N° RG 20/04941 - N° Portalis DBVX-V-B7E-NENS
Décision du
TJ hors JAF, JEX, JLD, J. EXPRO, JCP de lyon
Au fond
du 23 juin 2020
RG : 19/10422
4ème chambre
Organisme FONDS DE GARANTIE DES VICTIMES DES ACTES DE TERROR ISME ET D'AUTRES INFRACTIONS
C/
[X]
RÉPUBLIQUE FRANÇAISE
AU NOM DU PEUPLE FRANÇAIS
COUR D'APPEL DE LYON
1ère chambre civile B
ARRET DU 10 Janvier 2023
APPELANTE :
LE FONDS DE GARANTIE DES VICTIMES DES ACTES DE TERRORISME ET D'AUTRES INFRACTIONS
[Adresse 3]
[Localité 5]
Représentée par Me Guillaume ROSSI de la SELAS AGIS, avocat au barreau de LYON, toque : 538
INTIME :
M. [S] [X]
né le [Date naissance 1] 1955 à [Localité 6] (69)
[Adresse 2]
[Localité 4]
défaillant
* * * * * *
Date de clôture de l'instruction : 20 Mai 2021
Date des plaidoiries tenues en audience publique : 10 Novembre 2022
Date de mise à disposition : 10 Janvier 2023
Audience présidée par Bénédicte LECHARNY, magistrat rapporteur, sans opposition des parties dûment avisées, qui en a rendu compte à la Cour dans son délibéré, assisté pendant les débats de Sylvie NICOT, greffier.

§

TRAVAIL DEMANDÉ -
A) Relevez les personnes dont le prénom et le nom figurent en toutes lettres dans l'en-tête de l'arrêt. Indiquez pour chacune la fonction qui lui est attribuée.
B) Rédigez la suite de l'en-tête de l'arrêt en reprenant après sa dernière phrase.

Annotations de zones d'image:
§

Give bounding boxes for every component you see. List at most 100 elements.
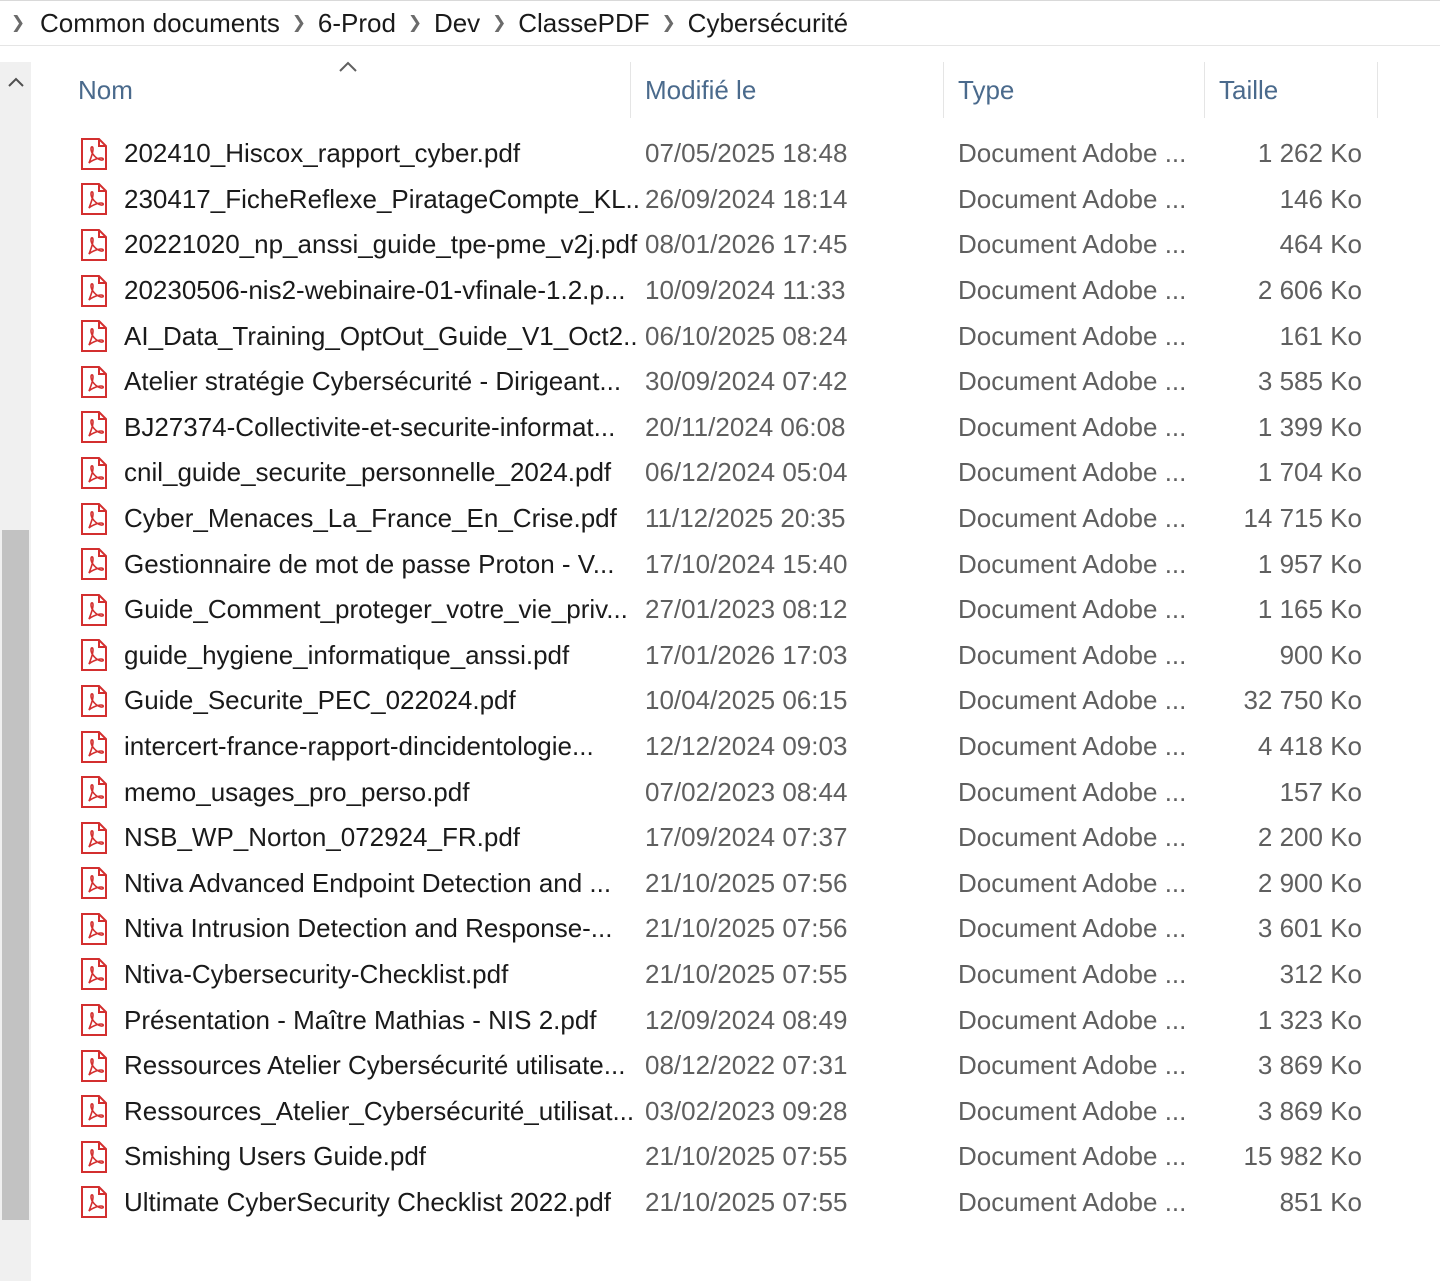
file-name-cell[interactable]: BJ27374-Collectivite-et-securite-informa… [80,405,640,451]
file-row[interactable]: Ultimate CyberSecurity Checklist 2022.pd… [62,1180,1382,1226]
file-row[interactable]: Guide_Securite_PEC_022024.pdf 10/04/2025… [62,678,1382,724]
file-row[interactable]: Présentation - Maître Mathias - NIS 2.pd… [62,997,1382,1043]
file-name-cell[interactable]: Ultimate CyberSecurity Checklist 2022.pd… [80,1180,640,1226]
file-row[interactable]: Ntiva Advanced Endpoint Detection and ..… [62,861,1382,907]
column-divider[interactable] [1204,62,1205,118]
file-modified-cell: 06/12/2024 05:04 [645,457,848,488]
file-name-cell[interactable]: NSB_WP_Norton_072924_FR.pdf [80,815,640,861]
file-name-cell[interactable]: 20230506-nis2-webinaire-01-vfinale-1.2.p… [80,268,640,314]
file-name-cell[interactable]: Ntiva Intrusion Detection and Response-.… [80,906,640,952]
chevron-right-icon[interactable]: ❯ [400,0,430,46]
file-modified-cell: 17/09/2024 07:37 [645,822,848,853]
file-name-cell[interactable]: Ressources Atelier Cybersécurité utilisa… [80,1043,640,1089]
file-modified-cell: 21/10/2025 07:56 [645,913,848,944]
file-name-label: Ultimate CyberSecurity Checklist 2022.pd… [124,1186,611,1217]
column-header-type[interactable]: Type [958,62,1198,118]
pdf-file-icon [80,684,108,717]
breadcrumb-item-common-documents[interactable]: Common documents [36,8,284,39]
file-type-cell: Document Adobe ... [958,639,1187,670]
file-name-label: Ntiva Advanced Endpoint Detection and ..… [124,867,612,898]
file-size-cell: 3 585 Ko [1257,366,1362,397]
file-type-cell: Document Adobe ... [958,503,1187,534]
file-name-cell[interactable]: Cyber_Menaces_La_France_En_Crise.pdf [80,496,640,542]
breadcrumb-item-6-prod[interactable]: 6-Prod [314,8,400,39]
file-modified-cell: 27/01/2023 08:12 [645,594,848,625]
file-name-cell[interactable]: Ntiva Advanced Endpoint Detection and ..… [80,861,640,907]
file-row[interactable]: intercert-france-rapport-dincidentologie… [62,724,1382,770]
scrollbar-thumb[interactable] [2,530,29,1220]
file-name-cell[interactable]: Présentation - Maître Mathias - NIS 2.pd… [80,997,640,1043]
file-row[interactable]: Atelier stratégie Cybersécurité - Dirige… [62,359,1382,405]
chevron-right-icon[interactable]: ❯ [0,0,36,46]
file-row[interactable]: guide_hygiene_informatique_anssi.pdf 17/… [62,633,1382,679]
file-row[interactable]: AI_Data_Training_OptOut_Guide_V1_Oct2...… [62,313,1382,359]
file-type-cell: Document Adobe ... [958,731,1187,762]
file-name-cell[interactable]: 20221020_np_anssi_guide_tpe-pme_v2j.pdf [80,222,640,268]
file-row[interactable]: Ressources_Atelier_Cybersécurité_utilisa… [62,1088,1382,1134]
file-name-cell[interactable]: AI_Data_Training_OptOut_Guide_V1_Oct2... [80,313,640,359]
file-row[interactable]: memo_usages_pro_perso.pdf 07/02/2023 08:… [62,769,1382,815]
file-name-label: Ntiva-Cybersecurity-Checklist.pdf [124,958,509,989]
file-row[interactable]: Ntiva-Cybersecurity-Checklist.pdf 21/10/… [62,952,1382,998]
file-row[interactable]: NSB_WP_Norton_072924_FR.pdf 17/09/2024 0… [62,815,1382,861]
chevron-right-icon[interactable]: ❯ [284,0,314,46]
file-modified-cell: 10/09/2024 11:33 [645,275,846,306]
pdf-file-icon [80,411,108,444]
file-name-cell[interactable]: Gestionnaire de mot de passe Proton - V.… [80,541,640,587]
file-modified-cell: 08/12/2022 07:31 [645,1050,848,1081]
file-row[interactable]: 202410_Hiscox_rapport_cyber.pdf 07/05/20… [62,131,1382,177]
file-row[interactable]: Ressources Atelier Cybersécurité utilisa… [62,1043,1382,1089]
pdf-file-icon [80,548,108,581]
pdf-file-icon [80,639,108,672]
file-row[interactable]: Smishing Users Guide.pdf 21/10/2025 07:5… [62,1134,1382,1180]
column-header-name[interactable]: Nom [78,62,628,118]
breadcrumb-item-dev[interactable]: Dev [430,8,484,39]
file-size-cell: 900 Ko [1279,639,1362,670]
pdf-file-icon [80,867,108,900]
column-header-size[interactable]: Taille [1219,62,1369,118]
file-name-cell[interactable]: guide_hygiene_informatique_anssi.pdf [80,633,640,679]
file-row[interactable]: 20230506-nis2-webinaire-01-vfinale-1.2.p… [62,268,1382,314]
file-name-cell[interactable]: Ntiva-Cybersecurity-Checklist.pdf [80,952,640,998]
file-name-cell[interactable]: Ressources_Atelier_Cybersécurité_utilisa… [80,1088,640,1134]
file-name-label: 20230506-nis2-webinaire-01-vfinale-1.2.p… [124,275,626,306]
column-divider[interactable] [1377,62,1378,118]
chevron-right-icon[interactable]: ❯ [654,0,684,46]
file-name-label: cnil_guide_securite_personnelle_2024.pdf [124,457,612,488]
file-size-cell: 1 323 Ko [1257,1004,1362,1035]
file-name-cell[interactable]: memo_usages_pro_perso.pdf [80,769,640,815]
file-name-cell[interactable]: 230417_FicheReflexe_PiratageCompte_KL... [80,177,640,223]
file-row[interactable]: 20221020_np_anssi_guide_tpe-pme_v2j.pdf … [62,222,1382,268]
file-size-cell: 161 Ko [1279,320,1362,351]
file-row[interactable]: 230417_FicheReflexe_PiratageCompte_KL...… [62,177,1382,223]
breadcrumb-item-cybersecurite[interactable]: Cybersécurité [684,8,852,39]
file-row[interactable]: cnil_guide_securite_personnelle_2024.pdf… [62,450,1382,496]
file-row[interactable]: Gestionnaire de mot de passe Proton - V.… [62,541,1382,587]
file-row[interactable]: Ntiva Intrusion Detection and Response-.… [62,906,1382,952]
scroll-up-arrow-icon[interactable] [0,62,31,102]
file-name-cell[interactable]: cnil_guide_securite_personnelle_2024.pdf [80,450,640,496]
file-modified-cell: 17/10/2024 15:40 [645,548,848,579]
chevron-right-icon[interactable]: ❯ [484,0,514,46]
file-type-cell: Document Adobe ... [958,913,1187,944]
file-modified-cell: 30/09/2024 07:42 [645,366,848,397]
file-name-cell[interactable]: 202410_Hiscox_rapport_cyber.pdf [80,131,640,177]
breadcrumb-item-classepdf[interactable]: ClassePDF [514,8,653,39]
file-name-cell[interactable]: Guide_Securite_PEC_022024.pdf [80,678,640,724]
file-size-cell: 3 869 Ko [1257,1095,1362,1126]
column-divider[interactable] [943,62,944,118]
pdf-file-icon [80,137,108,170]
file-row[interactable]: Guide_Comment_proteger_votre_vie_priv...… [62,587,1382,633]
file-size-cell: 146 Ko [1279,183,1362,214]
file-name-cell[interactable]: Guide_Comment_proteger_votre_vie_priv... [80,587,640,633]
file-name-cell[interactable]: intercert-france-rapport-dincidentologie… [80,724,640,770]
file-row[interactable]: Cyber_Menaces_La_France_En_Crise.pdf 11/… [62,496,1382,542]
file-row[interactable]: BJ27374-Collectivite-et-securite-informa… [62,405,1382,451]
vertical-scrollbar[interactable] [0,62,31,1281]
file-name-cell[interactable]: Smishing Users Guide.pdf [80,1134,640,1180]
pdf-file-icon [80,365,108,398]
column-header-modified[interactable]: Modifié le [645,62,935,118]
file-name-cell[interactable]: Atelier stratégie Cybersécurité - Dirige… [80,359,640,405]
file-size-cell: 1 262 Ko [1257,138,1362,169]
column-divider[interactable] [630,62,631,118]
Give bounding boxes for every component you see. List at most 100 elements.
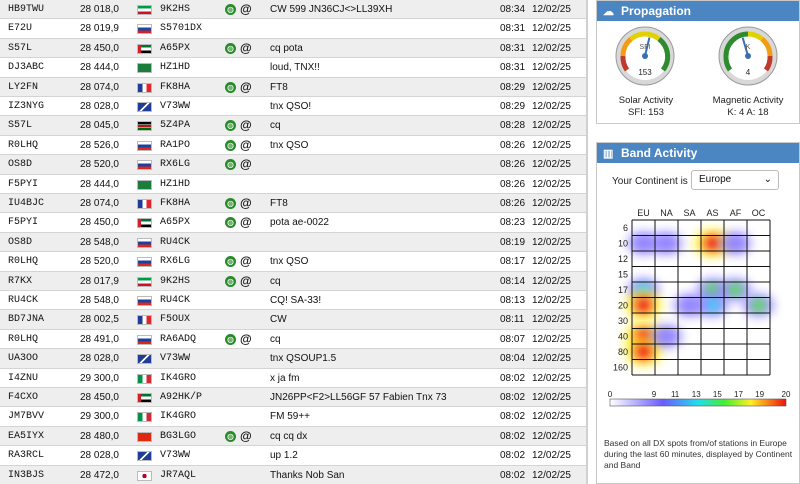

§

LES RÉSULTATS -
A)
- Guillaume ROSSI : avocat au barreau de Lyon (SELAS AGIS), représentant de l'appelante
- Bénédicte LECHARNY : magistrat rapporteur, présidente de l'audience
- Sylvie NICOT : greffier

B)
Composition de la Cour lors du délibéré :
- Olivier GOURSAUD, président
- Stéphanie LEMOINE, conseiller
- Bénédicte LECHARNY, conseiller
Arrêt rendu par défaut rendu publiquement par mise à disposition au greffe de la cour d'appel, les parties présentes ou représentées en ayant été préalablement avisées dans les conditions prévues à l'article 450 alinéa 2 du code de procédure civile,
Signé par Olivier GOURSAUD, président, et par Elsa SANCHEZ, greffier, auquel la minute a été remise par le magistrat signataire.
* * * * *
EXPOSÉ DE L'AFFAIRE
Par procès-verbal de proposition de composition pénale du 16 mai 2013, M. [X] a déclaré reconnaître être l'auteur de l'infraction de violence sur M. [F], personne chargée d'une mission de service public, ayant entraîné une incapacité totale de travail n'excédant pas 8 jours.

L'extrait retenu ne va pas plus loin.